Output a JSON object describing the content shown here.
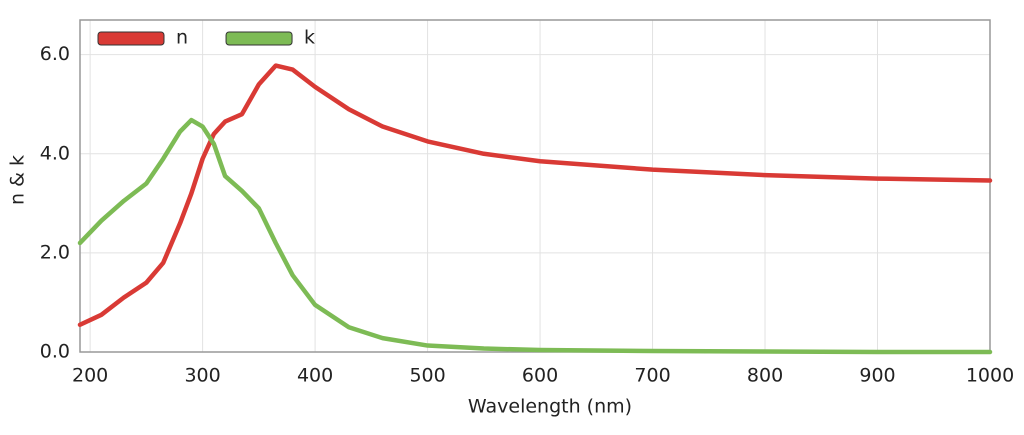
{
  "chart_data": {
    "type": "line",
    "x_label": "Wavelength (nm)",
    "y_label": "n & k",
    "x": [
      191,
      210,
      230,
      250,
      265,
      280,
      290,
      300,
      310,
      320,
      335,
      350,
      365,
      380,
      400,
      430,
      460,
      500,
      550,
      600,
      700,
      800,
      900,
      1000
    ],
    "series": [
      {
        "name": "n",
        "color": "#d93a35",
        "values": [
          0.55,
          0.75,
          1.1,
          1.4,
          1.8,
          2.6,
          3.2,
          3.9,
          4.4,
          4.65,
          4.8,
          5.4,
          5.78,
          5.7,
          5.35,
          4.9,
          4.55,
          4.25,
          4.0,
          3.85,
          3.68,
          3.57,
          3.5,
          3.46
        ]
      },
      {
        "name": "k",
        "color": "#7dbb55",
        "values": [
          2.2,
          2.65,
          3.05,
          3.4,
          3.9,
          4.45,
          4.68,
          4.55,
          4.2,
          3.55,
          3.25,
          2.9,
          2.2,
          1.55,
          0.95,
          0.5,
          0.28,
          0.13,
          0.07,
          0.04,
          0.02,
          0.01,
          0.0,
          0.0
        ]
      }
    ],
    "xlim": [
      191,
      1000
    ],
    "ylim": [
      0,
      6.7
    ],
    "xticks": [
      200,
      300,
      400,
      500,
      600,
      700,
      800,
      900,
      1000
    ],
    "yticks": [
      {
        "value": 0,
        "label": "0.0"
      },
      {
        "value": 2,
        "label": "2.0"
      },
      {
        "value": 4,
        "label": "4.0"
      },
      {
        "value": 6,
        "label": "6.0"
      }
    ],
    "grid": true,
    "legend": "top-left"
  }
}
# # # # #
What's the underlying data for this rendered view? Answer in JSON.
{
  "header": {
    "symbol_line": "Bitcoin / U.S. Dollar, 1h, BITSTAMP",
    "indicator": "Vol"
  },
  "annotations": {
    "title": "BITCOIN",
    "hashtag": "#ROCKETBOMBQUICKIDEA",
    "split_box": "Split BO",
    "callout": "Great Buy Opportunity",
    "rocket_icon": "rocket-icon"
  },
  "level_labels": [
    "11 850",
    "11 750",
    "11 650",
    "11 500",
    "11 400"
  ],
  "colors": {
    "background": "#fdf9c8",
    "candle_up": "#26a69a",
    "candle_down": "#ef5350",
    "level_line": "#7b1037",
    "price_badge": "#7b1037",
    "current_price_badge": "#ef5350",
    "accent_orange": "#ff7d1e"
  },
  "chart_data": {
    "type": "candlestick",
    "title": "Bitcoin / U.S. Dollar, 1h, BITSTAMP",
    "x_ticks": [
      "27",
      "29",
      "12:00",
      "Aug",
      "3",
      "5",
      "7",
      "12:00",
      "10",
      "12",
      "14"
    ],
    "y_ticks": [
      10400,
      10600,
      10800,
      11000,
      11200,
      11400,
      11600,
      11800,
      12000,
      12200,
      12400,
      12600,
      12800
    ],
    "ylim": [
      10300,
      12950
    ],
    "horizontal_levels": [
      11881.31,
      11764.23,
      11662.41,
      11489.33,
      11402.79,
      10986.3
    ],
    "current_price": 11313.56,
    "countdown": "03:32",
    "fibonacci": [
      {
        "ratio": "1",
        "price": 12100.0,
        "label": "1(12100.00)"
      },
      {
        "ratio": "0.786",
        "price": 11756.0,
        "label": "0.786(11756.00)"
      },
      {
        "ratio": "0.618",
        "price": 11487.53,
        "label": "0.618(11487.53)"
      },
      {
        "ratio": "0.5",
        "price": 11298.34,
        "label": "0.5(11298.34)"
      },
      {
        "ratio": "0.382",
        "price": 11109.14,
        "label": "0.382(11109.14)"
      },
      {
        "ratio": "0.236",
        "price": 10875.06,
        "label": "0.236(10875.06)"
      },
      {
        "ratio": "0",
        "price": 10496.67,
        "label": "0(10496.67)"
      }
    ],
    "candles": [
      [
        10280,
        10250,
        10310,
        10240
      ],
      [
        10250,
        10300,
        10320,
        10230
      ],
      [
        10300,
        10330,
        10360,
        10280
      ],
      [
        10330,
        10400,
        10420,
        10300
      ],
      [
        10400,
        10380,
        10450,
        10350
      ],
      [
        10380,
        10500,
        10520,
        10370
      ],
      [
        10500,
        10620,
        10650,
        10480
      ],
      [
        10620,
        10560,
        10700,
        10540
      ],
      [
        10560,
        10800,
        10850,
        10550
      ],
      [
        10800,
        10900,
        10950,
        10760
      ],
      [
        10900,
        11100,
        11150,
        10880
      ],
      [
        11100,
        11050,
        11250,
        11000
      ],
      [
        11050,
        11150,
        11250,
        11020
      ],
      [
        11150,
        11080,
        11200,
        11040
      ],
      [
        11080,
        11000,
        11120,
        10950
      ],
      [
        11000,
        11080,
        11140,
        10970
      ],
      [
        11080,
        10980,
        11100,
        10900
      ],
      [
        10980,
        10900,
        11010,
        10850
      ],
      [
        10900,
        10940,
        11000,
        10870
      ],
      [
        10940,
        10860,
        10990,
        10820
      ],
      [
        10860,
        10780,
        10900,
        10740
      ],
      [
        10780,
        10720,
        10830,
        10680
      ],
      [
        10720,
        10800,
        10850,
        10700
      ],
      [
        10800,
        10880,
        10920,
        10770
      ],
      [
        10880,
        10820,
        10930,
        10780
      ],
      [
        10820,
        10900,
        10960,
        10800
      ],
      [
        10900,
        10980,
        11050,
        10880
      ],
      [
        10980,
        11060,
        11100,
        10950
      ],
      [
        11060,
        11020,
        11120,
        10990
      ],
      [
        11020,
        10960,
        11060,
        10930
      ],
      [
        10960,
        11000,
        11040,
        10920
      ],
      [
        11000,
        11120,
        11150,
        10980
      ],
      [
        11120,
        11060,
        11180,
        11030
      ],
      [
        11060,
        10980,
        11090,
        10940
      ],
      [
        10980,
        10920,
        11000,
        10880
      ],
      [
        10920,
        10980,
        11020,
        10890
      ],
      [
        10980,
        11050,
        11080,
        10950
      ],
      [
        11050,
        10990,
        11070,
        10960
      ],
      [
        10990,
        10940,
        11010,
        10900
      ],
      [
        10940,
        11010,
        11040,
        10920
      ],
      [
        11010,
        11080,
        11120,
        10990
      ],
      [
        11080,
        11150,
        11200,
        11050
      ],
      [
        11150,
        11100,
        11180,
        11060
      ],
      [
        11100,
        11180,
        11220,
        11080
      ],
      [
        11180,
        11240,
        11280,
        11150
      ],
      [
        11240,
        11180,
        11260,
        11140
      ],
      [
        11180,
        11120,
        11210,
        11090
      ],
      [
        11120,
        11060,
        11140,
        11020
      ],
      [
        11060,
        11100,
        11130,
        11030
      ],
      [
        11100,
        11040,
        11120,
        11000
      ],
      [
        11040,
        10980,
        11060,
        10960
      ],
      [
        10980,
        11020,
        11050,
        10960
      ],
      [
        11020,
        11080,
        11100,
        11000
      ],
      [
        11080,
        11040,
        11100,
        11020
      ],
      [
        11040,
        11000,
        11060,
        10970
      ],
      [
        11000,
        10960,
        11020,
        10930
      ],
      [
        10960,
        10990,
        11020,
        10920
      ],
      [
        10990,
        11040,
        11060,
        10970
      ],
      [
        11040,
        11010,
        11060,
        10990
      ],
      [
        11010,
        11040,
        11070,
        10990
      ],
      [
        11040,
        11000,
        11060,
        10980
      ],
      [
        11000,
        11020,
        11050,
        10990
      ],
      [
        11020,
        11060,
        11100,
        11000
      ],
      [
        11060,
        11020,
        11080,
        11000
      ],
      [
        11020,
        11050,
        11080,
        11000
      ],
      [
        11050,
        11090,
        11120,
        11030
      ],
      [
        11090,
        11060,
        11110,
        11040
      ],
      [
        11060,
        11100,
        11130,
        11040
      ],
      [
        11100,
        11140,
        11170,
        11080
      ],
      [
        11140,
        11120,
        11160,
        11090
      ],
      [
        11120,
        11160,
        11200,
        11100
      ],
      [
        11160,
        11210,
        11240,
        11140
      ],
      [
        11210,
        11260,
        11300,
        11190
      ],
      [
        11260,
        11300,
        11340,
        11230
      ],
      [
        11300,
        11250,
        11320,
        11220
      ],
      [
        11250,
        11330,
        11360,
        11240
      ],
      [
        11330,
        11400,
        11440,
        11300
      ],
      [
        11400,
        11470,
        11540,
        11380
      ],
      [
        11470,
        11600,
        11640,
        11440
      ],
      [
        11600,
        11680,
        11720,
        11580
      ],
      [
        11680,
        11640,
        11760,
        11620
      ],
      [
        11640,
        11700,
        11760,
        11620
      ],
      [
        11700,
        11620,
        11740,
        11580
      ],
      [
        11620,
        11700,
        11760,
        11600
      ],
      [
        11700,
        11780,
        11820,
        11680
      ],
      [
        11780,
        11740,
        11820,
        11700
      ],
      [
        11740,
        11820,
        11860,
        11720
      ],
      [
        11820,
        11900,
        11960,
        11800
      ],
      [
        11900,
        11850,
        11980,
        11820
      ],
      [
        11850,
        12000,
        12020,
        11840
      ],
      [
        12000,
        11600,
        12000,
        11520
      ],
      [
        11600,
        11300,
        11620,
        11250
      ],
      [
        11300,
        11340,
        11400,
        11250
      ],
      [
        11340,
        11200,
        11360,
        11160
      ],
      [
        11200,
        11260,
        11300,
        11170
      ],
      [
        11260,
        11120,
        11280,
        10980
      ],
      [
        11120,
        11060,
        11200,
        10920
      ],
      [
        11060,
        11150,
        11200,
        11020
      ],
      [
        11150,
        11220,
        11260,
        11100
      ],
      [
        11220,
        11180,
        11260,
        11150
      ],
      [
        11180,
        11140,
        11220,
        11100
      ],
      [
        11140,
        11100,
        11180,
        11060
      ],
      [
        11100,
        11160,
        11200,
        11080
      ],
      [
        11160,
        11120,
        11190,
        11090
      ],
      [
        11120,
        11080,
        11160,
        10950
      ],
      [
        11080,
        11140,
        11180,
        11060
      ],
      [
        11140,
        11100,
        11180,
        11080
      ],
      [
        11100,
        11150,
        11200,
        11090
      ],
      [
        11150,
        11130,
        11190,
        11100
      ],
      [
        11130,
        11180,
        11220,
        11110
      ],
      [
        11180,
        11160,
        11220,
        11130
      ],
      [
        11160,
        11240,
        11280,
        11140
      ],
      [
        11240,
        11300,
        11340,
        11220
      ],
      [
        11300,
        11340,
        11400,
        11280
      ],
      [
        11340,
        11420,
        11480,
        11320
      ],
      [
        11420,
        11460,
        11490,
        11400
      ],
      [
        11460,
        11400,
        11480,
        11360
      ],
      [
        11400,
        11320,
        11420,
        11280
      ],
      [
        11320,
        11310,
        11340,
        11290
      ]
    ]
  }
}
# # # # #
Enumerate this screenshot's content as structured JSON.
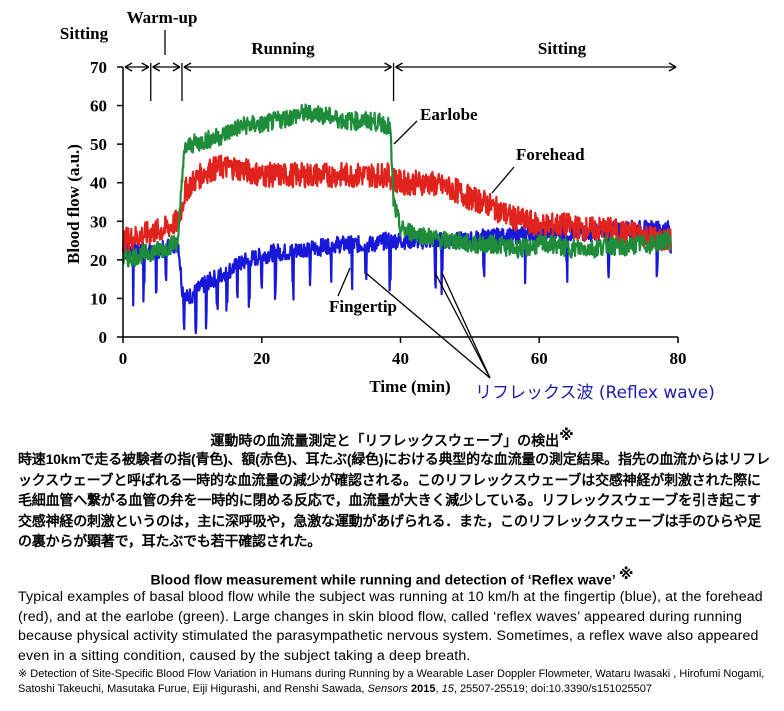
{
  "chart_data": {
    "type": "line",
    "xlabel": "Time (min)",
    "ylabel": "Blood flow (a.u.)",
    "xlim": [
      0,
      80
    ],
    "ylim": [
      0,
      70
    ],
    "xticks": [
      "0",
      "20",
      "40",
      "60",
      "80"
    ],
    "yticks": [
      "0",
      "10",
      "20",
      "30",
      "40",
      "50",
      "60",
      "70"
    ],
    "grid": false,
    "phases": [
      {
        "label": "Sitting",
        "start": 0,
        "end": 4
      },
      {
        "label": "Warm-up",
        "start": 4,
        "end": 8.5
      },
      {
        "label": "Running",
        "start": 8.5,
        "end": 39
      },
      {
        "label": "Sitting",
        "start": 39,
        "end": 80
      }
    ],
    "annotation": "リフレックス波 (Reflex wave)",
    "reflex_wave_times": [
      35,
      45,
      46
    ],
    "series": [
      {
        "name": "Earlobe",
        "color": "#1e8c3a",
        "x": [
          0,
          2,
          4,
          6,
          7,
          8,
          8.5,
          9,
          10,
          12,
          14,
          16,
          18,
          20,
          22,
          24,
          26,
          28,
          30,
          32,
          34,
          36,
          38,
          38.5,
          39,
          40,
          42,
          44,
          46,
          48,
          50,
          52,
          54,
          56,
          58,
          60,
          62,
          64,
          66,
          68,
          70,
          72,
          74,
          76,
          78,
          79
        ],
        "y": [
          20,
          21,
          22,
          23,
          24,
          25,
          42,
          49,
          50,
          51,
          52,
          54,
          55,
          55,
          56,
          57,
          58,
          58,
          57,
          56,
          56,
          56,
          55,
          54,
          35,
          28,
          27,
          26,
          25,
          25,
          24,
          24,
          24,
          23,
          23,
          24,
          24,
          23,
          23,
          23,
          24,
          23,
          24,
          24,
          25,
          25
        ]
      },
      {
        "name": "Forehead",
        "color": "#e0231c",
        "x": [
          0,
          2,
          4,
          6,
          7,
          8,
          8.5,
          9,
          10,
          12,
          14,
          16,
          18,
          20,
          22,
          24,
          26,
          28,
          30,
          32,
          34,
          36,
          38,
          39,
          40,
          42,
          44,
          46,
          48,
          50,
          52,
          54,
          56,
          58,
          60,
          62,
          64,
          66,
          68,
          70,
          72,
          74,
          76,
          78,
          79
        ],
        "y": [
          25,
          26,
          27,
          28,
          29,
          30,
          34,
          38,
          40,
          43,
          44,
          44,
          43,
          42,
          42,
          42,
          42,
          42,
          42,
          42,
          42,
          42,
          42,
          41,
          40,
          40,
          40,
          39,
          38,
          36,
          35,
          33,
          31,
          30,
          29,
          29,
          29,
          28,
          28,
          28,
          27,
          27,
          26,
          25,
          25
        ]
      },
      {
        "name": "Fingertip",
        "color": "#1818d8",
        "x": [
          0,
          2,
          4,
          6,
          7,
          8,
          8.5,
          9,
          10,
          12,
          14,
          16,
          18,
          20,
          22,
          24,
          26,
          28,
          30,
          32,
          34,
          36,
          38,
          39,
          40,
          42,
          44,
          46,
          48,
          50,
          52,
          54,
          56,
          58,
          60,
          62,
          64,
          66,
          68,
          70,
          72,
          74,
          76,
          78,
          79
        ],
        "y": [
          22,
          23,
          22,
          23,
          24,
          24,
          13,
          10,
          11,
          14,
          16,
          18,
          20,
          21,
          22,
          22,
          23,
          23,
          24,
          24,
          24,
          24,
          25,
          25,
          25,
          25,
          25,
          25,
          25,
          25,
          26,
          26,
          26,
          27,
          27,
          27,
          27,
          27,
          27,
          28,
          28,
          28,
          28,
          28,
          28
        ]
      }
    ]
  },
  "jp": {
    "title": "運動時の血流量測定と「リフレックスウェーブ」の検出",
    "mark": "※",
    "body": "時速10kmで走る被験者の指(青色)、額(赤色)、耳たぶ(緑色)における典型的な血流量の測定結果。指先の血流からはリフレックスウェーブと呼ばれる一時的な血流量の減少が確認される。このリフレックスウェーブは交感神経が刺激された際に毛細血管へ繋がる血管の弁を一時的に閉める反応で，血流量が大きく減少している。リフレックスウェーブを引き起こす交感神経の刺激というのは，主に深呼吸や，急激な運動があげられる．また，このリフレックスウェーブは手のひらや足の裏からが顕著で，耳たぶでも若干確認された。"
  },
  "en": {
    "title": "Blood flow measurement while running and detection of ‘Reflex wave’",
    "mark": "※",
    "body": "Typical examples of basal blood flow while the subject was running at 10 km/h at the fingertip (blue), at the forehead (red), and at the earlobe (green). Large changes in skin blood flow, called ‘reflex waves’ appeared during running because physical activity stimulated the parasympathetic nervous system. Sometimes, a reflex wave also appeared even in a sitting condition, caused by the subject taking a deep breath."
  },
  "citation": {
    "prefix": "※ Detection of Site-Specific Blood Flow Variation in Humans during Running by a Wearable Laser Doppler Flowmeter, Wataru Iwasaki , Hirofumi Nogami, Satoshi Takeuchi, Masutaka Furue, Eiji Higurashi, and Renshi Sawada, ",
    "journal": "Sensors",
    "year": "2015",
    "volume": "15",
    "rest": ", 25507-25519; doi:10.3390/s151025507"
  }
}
# # # # #
WRITTEN TASK:
Select, from the listing, all lines that include the word "JSON".

RESULT OF THIS EXERCISE:
Output a JSON object describing the content shown here.
What's the underlying data for this rendered view? Answer in JSON.
Enumerate this screenshot's content as structured JSON.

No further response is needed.